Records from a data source
━━━━━━━━━━━━━━━━━━━━━━━━━━━━━━
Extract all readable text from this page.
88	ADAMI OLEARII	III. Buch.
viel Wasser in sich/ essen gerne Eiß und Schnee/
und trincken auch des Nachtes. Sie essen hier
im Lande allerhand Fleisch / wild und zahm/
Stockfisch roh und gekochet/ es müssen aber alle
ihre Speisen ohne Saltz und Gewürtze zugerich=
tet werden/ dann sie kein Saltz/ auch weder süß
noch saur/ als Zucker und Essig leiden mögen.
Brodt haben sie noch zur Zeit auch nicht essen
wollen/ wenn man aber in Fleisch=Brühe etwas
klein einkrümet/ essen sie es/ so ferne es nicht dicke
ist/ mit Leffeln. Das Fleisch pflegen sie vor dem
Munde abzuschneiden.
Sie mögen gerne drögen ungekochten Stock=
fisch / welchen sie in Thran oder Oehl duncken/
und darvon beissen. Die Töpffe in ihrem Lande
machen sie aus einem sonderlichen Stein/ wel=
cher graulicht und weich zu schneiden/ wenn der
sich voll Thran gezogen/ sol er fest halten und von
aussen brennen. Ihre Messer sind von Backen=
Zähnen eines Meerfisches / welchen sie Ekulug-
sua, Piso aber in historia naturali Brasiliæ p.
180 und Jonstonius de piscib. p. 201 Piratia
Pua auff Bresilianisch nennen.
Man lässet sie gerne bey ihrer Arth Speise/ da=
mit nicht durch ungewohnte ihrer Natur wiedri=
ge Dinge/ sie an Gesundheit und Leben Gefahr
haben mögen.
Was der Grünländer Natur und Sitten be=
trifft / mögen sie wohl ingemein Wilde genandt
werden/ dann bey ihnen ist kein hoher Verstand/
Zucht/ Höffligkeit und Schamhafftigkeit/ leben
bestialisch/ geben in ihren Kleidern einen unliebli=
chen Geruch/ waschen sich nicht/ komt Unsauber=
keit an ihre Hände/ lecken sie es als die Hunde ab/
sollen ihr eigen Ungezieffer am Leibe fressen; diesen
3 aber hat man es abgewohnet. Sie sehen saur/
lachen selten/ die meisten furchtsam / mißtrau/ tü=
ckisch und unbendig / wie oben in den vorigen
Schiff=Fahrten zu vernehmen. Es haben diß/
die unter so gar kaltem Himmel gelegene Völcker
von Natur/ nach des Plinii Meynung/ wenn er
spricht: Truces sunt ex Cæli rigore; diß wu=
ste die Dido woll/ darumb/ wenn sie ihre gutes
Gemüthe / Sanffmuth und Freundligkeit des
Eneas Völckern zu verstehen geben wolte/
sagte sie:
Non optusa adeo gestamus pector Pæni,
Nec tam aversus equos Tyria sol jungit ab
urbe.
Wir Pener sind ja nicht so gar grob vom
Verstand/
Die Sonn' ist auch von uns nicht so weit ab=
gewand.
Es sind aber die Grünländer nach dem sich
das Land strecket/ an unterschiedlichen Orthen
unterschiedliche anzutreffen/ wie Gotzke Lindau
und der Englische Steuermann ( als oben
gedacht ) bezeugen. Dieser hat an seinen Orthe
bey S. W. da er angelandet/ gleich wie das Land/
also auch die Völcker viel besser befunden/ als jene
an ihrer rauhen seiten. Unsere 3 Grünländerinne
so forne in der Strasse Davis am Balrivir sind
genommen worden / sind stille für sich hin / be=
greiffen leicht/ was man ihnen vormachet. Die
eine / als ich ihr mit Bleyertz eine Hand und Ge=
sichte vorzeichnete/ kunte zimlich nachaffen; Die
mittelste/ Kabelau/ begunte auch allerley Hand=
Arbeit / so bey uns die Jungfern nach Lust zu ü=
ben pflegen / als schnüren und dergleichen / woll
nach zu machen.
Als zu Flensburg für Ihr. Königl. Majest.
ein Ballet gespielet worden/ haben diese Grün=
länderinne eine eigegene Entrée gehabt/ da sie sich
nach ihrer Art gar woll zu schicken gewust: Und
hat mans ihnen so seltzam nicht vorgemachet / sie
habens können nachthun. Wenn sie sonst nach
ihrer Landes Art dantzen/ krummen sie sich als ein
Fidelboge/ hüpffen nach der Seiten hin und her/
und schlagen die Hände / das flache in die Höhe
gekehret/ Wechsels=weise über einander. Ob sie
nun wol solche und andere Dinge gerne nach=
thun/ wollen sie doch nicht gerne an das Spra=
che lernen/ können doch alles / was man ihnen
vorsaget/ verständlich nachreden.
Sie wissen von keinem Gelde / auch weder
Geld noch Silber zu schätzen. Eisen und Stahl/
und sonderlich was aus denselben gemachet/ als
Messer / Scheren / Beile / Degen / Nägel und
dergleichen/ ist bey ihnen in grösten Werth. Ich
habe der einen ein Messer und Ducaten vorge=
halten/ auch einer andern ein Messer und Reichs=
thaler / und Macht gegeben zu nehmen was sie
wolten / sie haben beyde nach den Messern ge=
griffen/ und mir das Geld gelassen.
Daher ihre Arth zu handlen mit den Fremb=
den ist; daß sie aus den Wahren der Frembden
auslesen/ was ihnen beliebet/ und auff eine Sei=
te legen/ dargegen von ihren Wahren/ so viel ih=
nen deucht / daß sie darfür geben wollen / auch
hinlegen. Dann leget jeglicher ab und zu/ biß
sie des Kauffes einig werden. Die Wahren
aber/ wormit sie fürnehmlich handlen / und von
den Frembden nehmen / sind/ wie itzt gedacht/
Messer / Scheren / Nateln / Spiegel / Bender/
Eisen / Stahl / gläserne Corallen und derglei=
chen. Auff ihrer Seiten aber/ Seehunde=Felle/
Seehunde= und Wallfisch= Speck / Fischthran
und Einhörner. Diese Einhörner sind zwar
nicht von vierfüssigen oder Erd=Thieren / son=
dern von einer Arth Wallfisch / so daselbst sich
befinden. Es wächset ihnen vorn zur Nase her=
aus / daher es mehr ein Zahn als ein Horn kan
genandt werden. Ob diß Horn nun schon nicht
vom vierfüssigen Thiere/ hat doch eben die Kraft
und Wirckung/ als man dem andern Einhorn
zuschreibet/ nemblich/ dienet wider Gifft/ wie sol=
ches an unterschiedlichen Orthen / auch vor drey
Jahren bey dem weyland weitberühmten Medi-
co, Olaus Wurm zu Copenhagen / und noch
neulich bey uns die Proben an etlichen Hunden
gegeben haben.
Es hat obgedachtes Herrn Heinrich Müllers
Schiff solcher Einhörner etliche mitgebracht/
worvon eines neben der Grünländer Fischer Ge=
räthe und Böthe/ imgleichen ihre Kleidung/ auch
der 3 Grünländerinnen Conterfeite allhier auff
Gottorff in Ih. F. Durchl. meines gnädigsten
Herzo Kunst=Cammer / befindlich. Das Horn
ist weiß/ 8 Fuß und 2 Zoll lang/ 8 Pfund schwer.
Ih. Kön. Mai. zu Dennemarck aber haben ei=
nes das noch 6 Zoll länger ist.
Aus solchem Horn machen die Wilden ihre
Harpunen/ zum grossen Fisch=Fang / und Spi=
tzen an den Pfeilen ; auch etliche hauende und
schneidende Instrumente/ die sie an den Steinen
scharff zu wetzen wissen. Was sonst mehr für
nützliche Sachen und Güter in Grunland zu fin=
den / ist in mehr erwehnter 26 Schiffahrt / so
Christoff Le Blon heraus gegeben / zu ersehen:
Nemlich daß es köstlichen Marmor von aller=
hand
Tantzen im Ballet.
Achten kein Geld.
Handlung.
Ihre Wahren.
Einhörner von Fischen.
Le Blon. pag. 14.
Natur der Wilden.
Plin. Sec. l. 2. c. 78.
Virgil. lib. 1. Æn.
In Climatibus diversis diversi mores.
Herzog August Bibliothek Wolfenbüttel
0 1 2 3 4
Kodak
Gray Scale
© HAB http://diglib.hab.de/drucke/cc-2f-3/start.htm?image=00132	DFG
━━━━━━━━━━━━━━━━━━━━━━━━━━━━━━
● **Activity**
Word for word, return all of the records.

● **Your solution**
Extract all readable text from this page.
88	ADAMI OLEARII	III. Buch.
viel Wasser in sich/ essen gerne Eiß und Schnee/
und trincken auch des Nachtes. Sie essen hier
im Lande allerhand Fleisch / wild und zahm/
Stockfisch roh und gekochet/ es müssen aber alle
ihre Speisen ohne Saltz und Gewürtze zugerich=
tet werden/ dann sie kein Saltz/ auch weder süß
noch saur/ als Zucker und Essig leiden mögen.
Brodt haben sie noch zur Zeit auch nicht essen
wollen/ wenn man aber in Fleisch=Brühe etwas
klein einkrümet/ essen sie es/ so ferne es nicht dicke
ist/ mit Leffeln. Das Fleisch pflegen sie vor dem
Munde abzuschneiden.
Sie mögen gerne drögen ungekochten Stock=
fisch / welchen sie in Thran oder Oehl duncken/
und darvon beissen. Die Töpffe in ihrem Lande
machen sie aus einem sonderlichen Stein/ wel=
cher graulicht und weich zu schneiden/ wenn der
sich voll Thran gezogen/ sol er fest halten und von
aussen brennen. Ihre Messer sind von Backen=
Zähnen eines Meerfisches / welchen sie Ekulug-
sua, Piso aber in historia naturali Brasiliæ p.
180 und Jonstonius de piscib. p. 201 Piratia
Pua auff Bresilianisch nennen.
Man lässet sie gerne bey ihrer Arth Speise/ da=
mit nicht durch ungewohnte ihrer Natur wiedri=
ge Dinge/ sie an Gesundheit und Leben Gefahr
haben mögen.
Was der Grünländer Natur und Sitten be=
trifft / mögen sie wohl ingemein Wilde genandt
werden/ dann bey ihnen ist kein hoher Verstand/
Zucht/ Höffligkeit und Schamhafftigkeit/ leben
bestialisch/ geben in ihren Kleidern einen unliebli=
chen Geruch/ waschen sich nicht/ komt Unsauber=
keit an ihre Hände/ lecken sie es als die Hunde ab/
sollen ihr eigen Ungezieffer am Leibe fressen; diesen
3 aber hat man es abgewohnet. Sie sehen saur/
lachen selten/ die meisten furchtsam / mißtrau/ tü=
ckisch und unbendig / wie oben in den vorigen
Schiff=Fahrten zu vernehmen. Es haben diß/
die unter so gar kaltem Himmel gelegene Völcker
von Natur/ nach des Plinii Meynung/ wenn er
spricht: Truces sunt ex Cæli rigore; diß wu=
ste die Dido woll/ darumb/ wenn sie ihre gutes
Gemüthe / Sanffmuth und Freundligkeit des
Eneas Völckern zu verstehen geben wolte/
sagte sie:
Non optusa adeo gestamus pector Pæni,
Nec tam aversus equos Tyria sol jungit ab
urbe.
Wir Pener sind ja nicht so gar grob vom
Verstand/
Die Sonn' ist auch von uns nicht so weit ab=
gewand.
Es sind aber die Grünländer nach dem sich
das Land strecket/ an unterschiedlichen Orthen
unterschiedliche anzutreffen/ wie Gotzke Lindau
und der Englische Steuermann ( als oben
gedacht ) bezeugen. Dieser hat an seinen Orthe
bey S. W. da er angelandet/ gleich wie das Land/
also auch die Völcker viel besser befunden/ als jene
an ihrer rauhen seiten. Unsere 3 Grünländerinne
so forne in der Strasse Davis am Balrivir sind
genommen worden / sind stille für sich hin / be=
greiffen leicht/ was man ihnen vormachet. Die
eine / als ich ihr mit Bleyertz eine Hand und Ge=
sichte vorzeichnete/ kunte zimlich nachaffen; Die
mittelste/ Kabelau/ begunte auch allerley Hand=
Arbeit / so bey uns die Jungfern nach Lust zu ü=
ben pflegen / als schnüren und dergleichen / woll
nach zu machen.
Als zu Flensburg für Ihr. Königl. Majest.
ein Ballet gespielet worden/ haben diese Grün=
länderinne eine eigegene Entrée gehabt/ da sie sich
nach ihrer Art gar woll zu schicken gewust: Und
hat mans ihnen so seltzam nicht vorgemachet / sie
habens können nachthun. Wenn sie sonst nach
ihrer Landes Art dantzen/ krummen sie sich als ein
Fidelboge/ hüpffen nach der Seiten hin und her/
und schlagen die Hände / das flache in die Höhe
gekehret/ Wechsels=weise über einander. Ob sie
nun wol solche und andere Dinge gerne nach=
thun/ wollen sie doch nicht gerne an das Spra=
che lernen/ können doch alles / was man ihnen
vorsaget/ verständlich nachreden.
Sie wissen von keinem Gelde / auch weder
Geld noch Silber zu schätzen. Eisen und Stahl/
und sonderlich was aus denselben gemachet/ als
Messer / Scheren / Beile / Degen / Nägel und
dergleichen/ ist bey ihnen in grösten Werth. Ich
habe der einen ein Messer und Ducaten vorge=
halten/ auch einer andern ein Messer und Reichs=
thaler / und Macht gegeben zu nehmen was sie
wolten / sie haben beyde nach den Messern ge=
griffen/ und mir das Geld gelassen.
Daher ihre Arth zu handlen mit den Fremb=
den ist; daß sie aus den Wahren der Frembden
auslesen/ was ihnen beliebet/ und auff eine Sei=
te legen/ dargegen von ihren Wahren/ so viel ih=
nen deucht / daß sie darfür geben wollen / auch
hinlegen. Dann leget jeglicher ab und zu/ biß
sie des Kauffes einig werden. Die Wahren
aber/ wormit sie fürnehmlich handlen / und von
den Frembden nehmen / sind/ wie itzt gedacht/
Messer / Scheren / Nateln / Spiegel / Bender/
Eisen / Stahl / gläserne Corallen und derglei=
chen. Auff ihrer Seiten aber/ Seehunde=Felle/
Seehunde= und Wallfisch= Speck / Fischthran
und Einhörner. Diese Einhörner sind zwar
nicht von vierfüssigen oder Erd=Thieren / son=
dern von einer Arth Wallfisch / so daselbst sich
befinden. Es wächset ihnen vorn zur Nase her=
aus / daher es mehr ein Zahn als ein Horn kan
genandt werden. Ob diß Horn nun schon nicht
vom vierfüssigen Thiere/ hat doch eben die Kraft
und Wirckung/ als man dem andern Einhorn
zuschreibet/ nemblich/ dienet wider Gifft/ wie sol=
ches an unterschiedlichen Orthen / auch vor drey
Jahren bey dem weyland weitberühmten Medi-
co, Olaus Wurm zu Copenhagen / und noch
neulich bey uns die Proben an etlichen Hunden
gegeben haben.
Es hat obgedachtes Herrn Heinrich Müllers
Schiff solcher Einhörner etliche mitgebracht/
worvon eines neben der Grünländer Fischer Ge=
räthe und Böthe/ imgleichen ihre Kleidung/ auch
der 3 Grünländerinnen Conterfeite allhier auff
Gottorff in Ih. F. Durchl. meines gnädigsten
Herzo Kunst=Cammer / befindlich. Das Horn
ist weiß/ 8 Fuß und 2 Zoll lang/ 8 Pfund schwer.
Ih. Kön. Mai. zu Dennemarck aber haben ei=
nes das noch 6 Zoll länger ist.
Aus solchem Horn machen die Wilden ihre
Harpunen/ zum grossen Fisch=Fang / und Spi=
tzen an den Pfeilen ; auch etliche hauende und
schneidende Instrumente/ die sie an den Steinen
scharff zu wetzen wissen. Was sonst mehr für
nützliche Sachen und Güter in Grunland zu fin=
den / ist in mehr erwehnter 26 Schiffahrt / so
Christoff Le Blon heraus gegeben / zu ersehen:
Nemlich daß es köstlichen Marmor von aller=
hand
Tantzen im Ballet.
Achten kein Geld.
Handlung.
Ihre Wahren.
Einhörner von Fischen.
Le Blon. pag. 14.
Natur der Wilden.
Plin. Sec. l. 2. c. 78.
Virgil. lib. 1. Æn.
In Climatibus diversis diversi mores.
Herzog August Bibliothek Wolfenbüttel
0 1 2 3 4
Kodak
Gray Scale
© HAB http://diglib.hab.de/drucke/cc-2f-3/start.htm?image=00132	DFG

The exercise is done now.